## Prompt
Copy nothing but the text: reproduce each line of the listing exactly and leave the pictures out.

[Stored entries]
------------
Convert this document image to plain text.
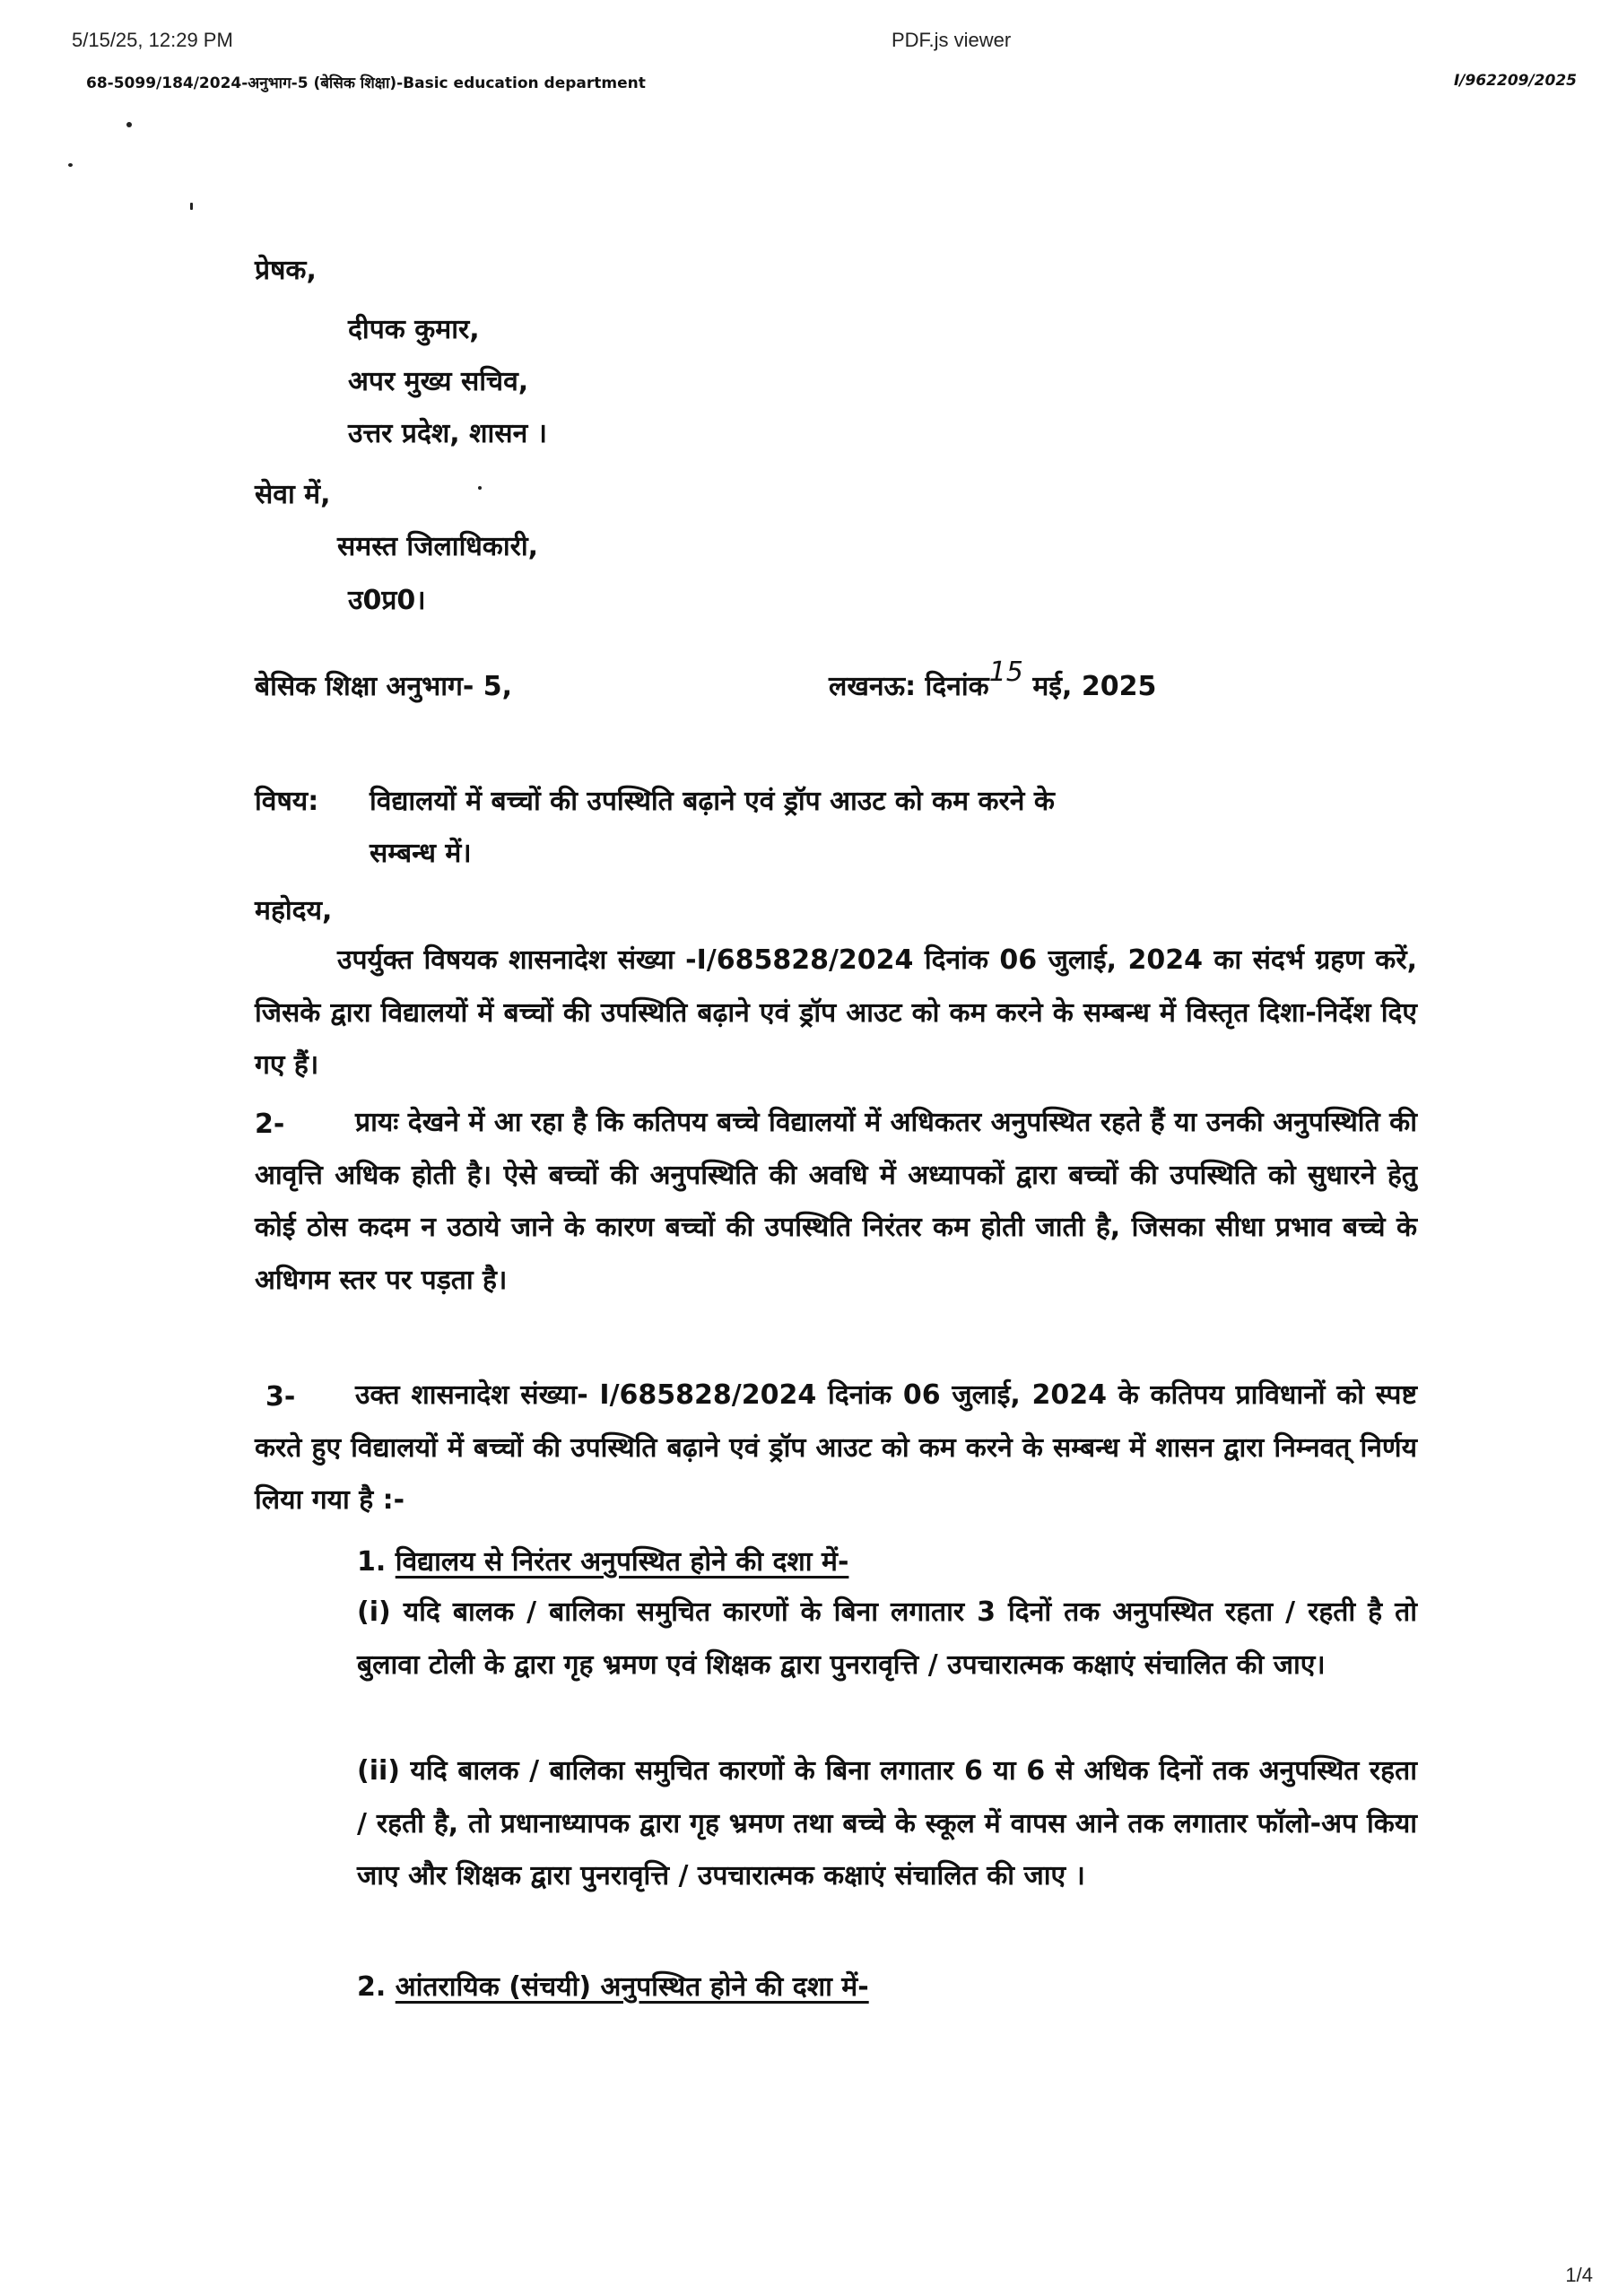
5/15/25, 12:29 PM	PDF.js viewer
68-5099/184/2024-अनुभाग-5 (बेसिक शिक्षा)-Basic education department	I/962209/2025
प्रेषक,
दीपक कुमार,
अपर मुख्य सचिव,
उत्तर प्रदेश, शासन ।
सेवा में,
समस्त जिलाधिकारी,
उ0प्र0।
बेसिक शिक्षा अनुभाग- 5,	लखनऊ: दिनांक15 मई, 2025
विषय: विद्यालयों में बच्चों की उपस्थिति बढ़ाने एवं ड्रॉप आउट को कम करने के
सम्बन्ध में।
महोदय,
उपर्युक्त विषयक शासनादेश संख्या -I/685828/2024 दिनांक 06 जुलाई, 2024 का संदर्भ ग्रहण करें, जिसके द्वारा विद्यालयों में बच्चों की उपस्थिति बढ़ाने एवं ड्रॉप आउट को कम करने के सम्बन्ध में विस्तृत दिशा-निर्देश दिए गए हैं।
2-	प्रायः देखने में आ रहा है कि कतिपय बच्चे विद्यालयों में अधिकतर अनुपस्थित रहते हैं या उनकी अनुपस्थिति की आवृत्ति अधिक होती है। ऐसे बच्चों की अनुपस्थिति की अवधि में अध्यापकों द्वारा बच्चों की उपस्थिति को सुधारने हेतु कोई ठोस कदम न उठाये जाने के कारण बच्चों की उपस्थिति निरंतर कम होती जाती है, जिसका सीधा प्रभाव बच्चे के अधिगम स्तर पर पड़ता है।
3-	उक्त शासनादेश संख्या- I/685828/2024 दिनांक 06 जुलाई, 2024 के कतिपय प्राविधानों को स्पष्ट करते हुए विद्यालयों में बच्चों की उपस्थिति बढ़ाने एवं ड्रॉप आउट को कम करने के सम्बन्ध में शासन द्वारा निम्नवत् निर्णय लिया गया है :-
1. विद्यालय से निरंतर अनुपस्थित होने की दशा में-
(i) यदि बालक / बालिका समुचित कारणों के बिना लगातार 3 दिनों तक अनुपस्थित रहता / रहती है तो बुलावा टोली के द्वारा गृह भ्रमण एवं शिक्षक द्वारा पुनरावृत्ति / उपचारात्मक कक्षाएं संचालित की जाए।
(ii) यदि बालक / बालिका समुचित कारणों के बिना लगातार 6 या 6 से अधिक दिनों तक अनुपस्थित रहता / रहती है, तो प्रधानाध्यापक द्वारा गृह भ्रमण तथा बच्चे के स्कूल में वापस आने तक लगातार फॉलो-अप किया जाए और शिक्षक द्वारा पुनरावृत्ति / उपचारात्मक कक्षाएं संचालित की जाए ।
2. आंतरायिक (संचयी) अनुपस्थित होने की दशा में-
1/4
------------
## Exercise result
Convert this document image to plain text.
5/15/25, 12:29 PM	PDF.js viewer
68-5099/184/2024-अनुभाग-5 (बेसिक शिक्षा)-Basic education department	I/962209/2025
प्रेषक,
दीपक कुमार,
अपर मुख्य सचिव,
उत्तर प्रदेश, शासन ।
सेवा में,
समस्त जिलाधिकारी,
उ0प्र0।
बेसिक शिक्षा अनुभाग- 5,	लखनऊ: दिनांक15 मई, 2025
विषय: विद्यालयों में बच्चों की उपस्थिति बढ़ाने एवं ड्रॉप आउट को कम करने के
सम्बन्ध में।
महोदय,
उपर्युक्त विषयक शासनादेश संख्या -I/685828/2024 दिनांक 06 जुलाई, 2024 का संदर्भ ग्रहण करें, जिसके द्वारा विद्यालयों में बच्चों की उपस्थिति बढ़ाने एवं ड्रॉप आउट को कम करने के सम्बन्ध में विस्तृत दिशा-निर्देश दिए गए हैं।
2-	प्रायः देखने में आ रहा है कि कतिपय बच्चे विद्यालयों में अधिकतर अनुपस्थित रहते हैं या उनकी अनुपस्थिति की आवृत्ति अधिक होती है। ऐसे बच्चों की अनुपस्थिति की अवधि में अध्यापकों द्वारा बच्चों की उपस्थिति को सुधारने हेतु कोई ठोस कदम न उठाये जाने के कारण बच्चों की उपस्थिति निरंतर कम होती जाती है, जिसका सीधा प्रभाव बच्चे के अधिगम स्तर पर पड़ता है।
3-	उक्त शासनादेश संख्या- I/685828/2024 दिनांक 06 जुलाई, 2024 के कतिपय प्राविधानों को स्पष्ट करते हुए विद्यालयों में बच्चों की उपस्थिति बढ़ाने एवं ड्रॉप आउट को कम करने के सम्बन्ध में शासन द्वारा निम्नवत् निर्णय लिया गया है :-
1. विद्यालय से निरंतर अनुपस्थित होने की दशा में-
(i) यदि बालक / बालिका समुचित कारणों के बिना लगातार 3 दिनों तक अनुपस्थित रहता / रहती है तो बुलावा टोली के द्वारा गृह भ्रमण एवं शिक्षक द्वारा पुनरावृत्ति / उपचारात्मक कक्षाएं संचालित की जाए।
(ii) यदि बालक / बालिका समुचित कारणों के बिना लगातार 6 या 6 से अधिक दिनों तक अनुपस्थित रहता / रहती है, तो प्रधानाध्यापक द्वारा गृह भ्रमण तथा बच्चे के स्कूल में वापस आने तक लगातार फॉलो-अप किया जाए और शिक्षक द्वारा पुनरावृत्ति / उपचारात्मक कक्षाएं संचालित की जाए ।
2. आंतरायिक (संचयी) अनुपस्थित होने की दशा में-
1/4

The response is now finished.